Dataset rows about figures
=-=-=
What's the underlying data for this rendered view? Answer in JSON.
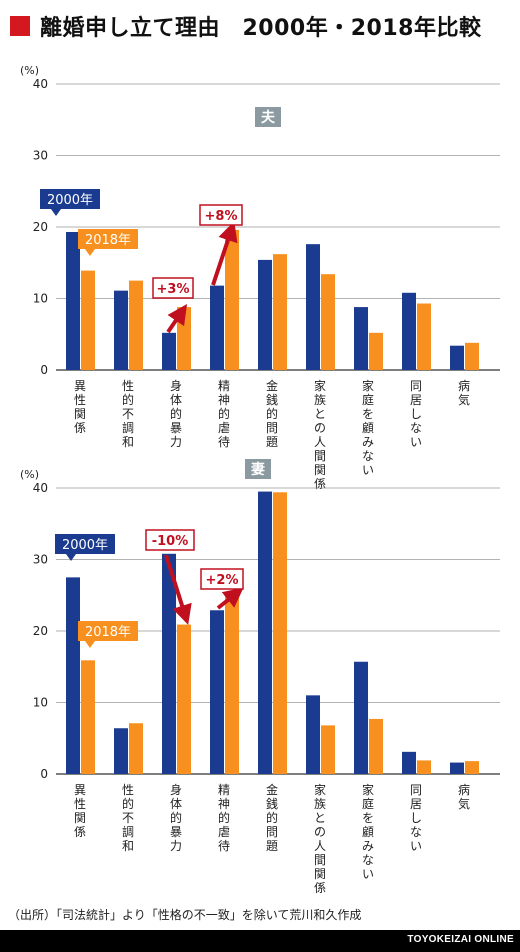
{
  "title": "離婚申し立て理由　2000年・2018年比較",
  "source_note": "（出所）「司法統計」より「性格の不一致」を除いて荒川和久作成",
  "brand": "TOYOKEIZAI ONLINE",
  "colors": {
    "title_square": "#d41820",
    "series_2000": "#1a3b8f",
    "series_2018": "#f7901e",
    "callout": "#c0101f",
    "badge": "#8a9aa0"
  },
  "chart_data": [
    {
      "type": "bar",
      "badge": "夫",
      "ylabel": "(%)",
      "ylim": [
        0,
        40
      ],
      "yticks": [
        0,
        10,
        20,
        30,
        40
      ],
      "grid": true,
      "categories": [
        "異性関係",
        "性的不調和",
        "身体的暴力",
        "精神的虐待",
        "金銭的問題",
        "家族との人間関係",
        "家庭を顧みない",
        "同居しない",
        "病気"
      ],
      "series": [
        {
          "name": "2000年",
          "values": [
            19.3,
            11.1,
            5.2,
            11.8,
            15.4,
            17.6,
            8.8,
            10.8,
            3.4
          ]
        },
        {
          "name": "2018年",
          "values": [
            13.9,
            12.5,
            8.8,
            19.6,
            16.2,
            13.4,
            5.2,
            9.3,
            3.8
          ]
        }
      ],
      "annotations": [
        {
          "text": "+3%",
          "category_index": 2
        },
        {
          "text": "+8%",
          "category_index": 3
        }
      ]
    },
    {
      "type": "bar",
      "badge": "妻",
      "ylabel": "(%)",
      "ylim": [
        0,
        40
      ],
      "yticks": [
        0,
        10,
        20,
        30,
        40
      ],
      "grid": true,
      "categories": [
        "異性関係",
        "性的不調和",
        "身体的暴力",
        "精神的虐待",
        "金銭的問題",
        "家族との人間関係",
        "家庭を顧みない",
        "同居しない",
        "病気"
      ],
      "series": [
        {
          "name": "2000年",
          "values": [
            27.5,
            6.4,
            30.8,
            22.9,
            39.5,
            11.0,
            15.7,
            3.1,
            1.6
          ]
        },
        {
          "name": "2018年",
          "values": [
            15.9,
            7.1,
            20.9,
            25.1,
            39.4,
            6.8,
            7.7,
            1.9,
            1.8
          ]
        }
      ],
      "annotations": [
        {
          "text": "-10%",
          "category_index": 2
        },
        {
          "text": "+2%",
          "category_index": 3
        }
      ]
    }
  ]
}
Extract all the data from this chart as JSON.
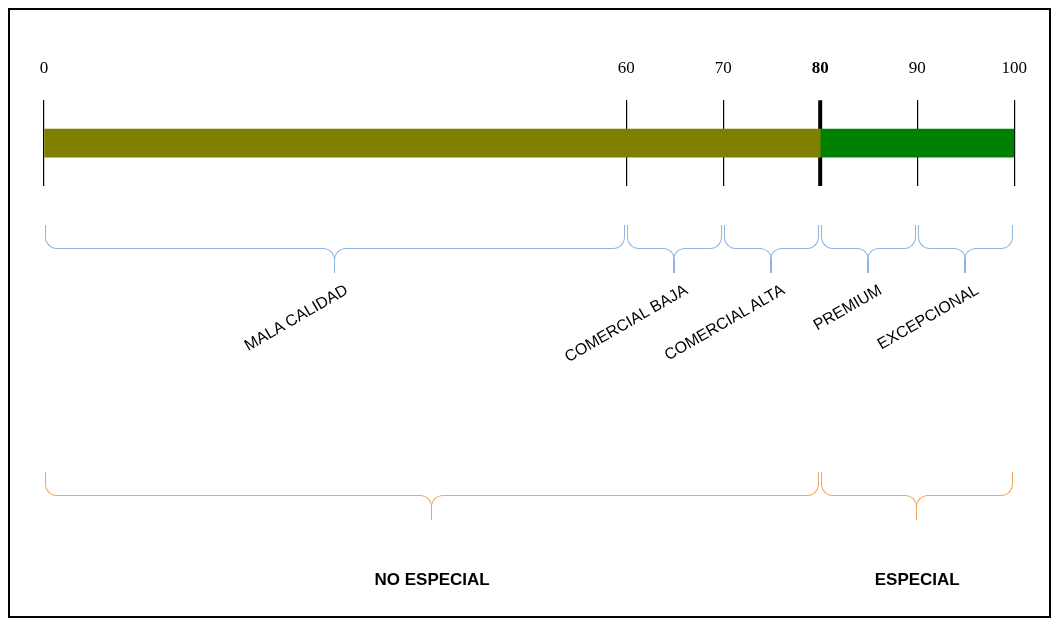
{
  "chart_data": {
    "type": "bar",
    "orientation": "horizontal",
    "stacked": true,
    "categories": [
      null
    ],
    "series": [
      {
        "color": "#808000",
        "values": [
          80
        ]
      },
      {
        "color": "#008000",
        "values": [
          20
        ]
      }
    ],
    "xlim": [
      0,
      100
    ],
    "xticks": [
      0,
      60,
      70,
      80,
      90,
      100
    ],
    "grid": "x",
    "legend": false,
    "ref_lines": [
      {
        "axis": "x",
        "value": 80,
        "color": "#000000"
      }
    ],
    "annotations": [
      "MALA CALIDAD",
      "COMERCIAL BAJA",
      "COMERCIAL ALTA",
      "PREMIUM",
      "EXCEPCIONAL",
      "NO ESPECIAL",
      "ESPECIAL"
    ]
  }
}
=-=-=
• [Exercise objective]
Scan the material line by line and report each one that contains "this".

• [The reply]
What's the underlying data for this rendered view? Answer in JSON.
Extract all the data from this chart as JSON.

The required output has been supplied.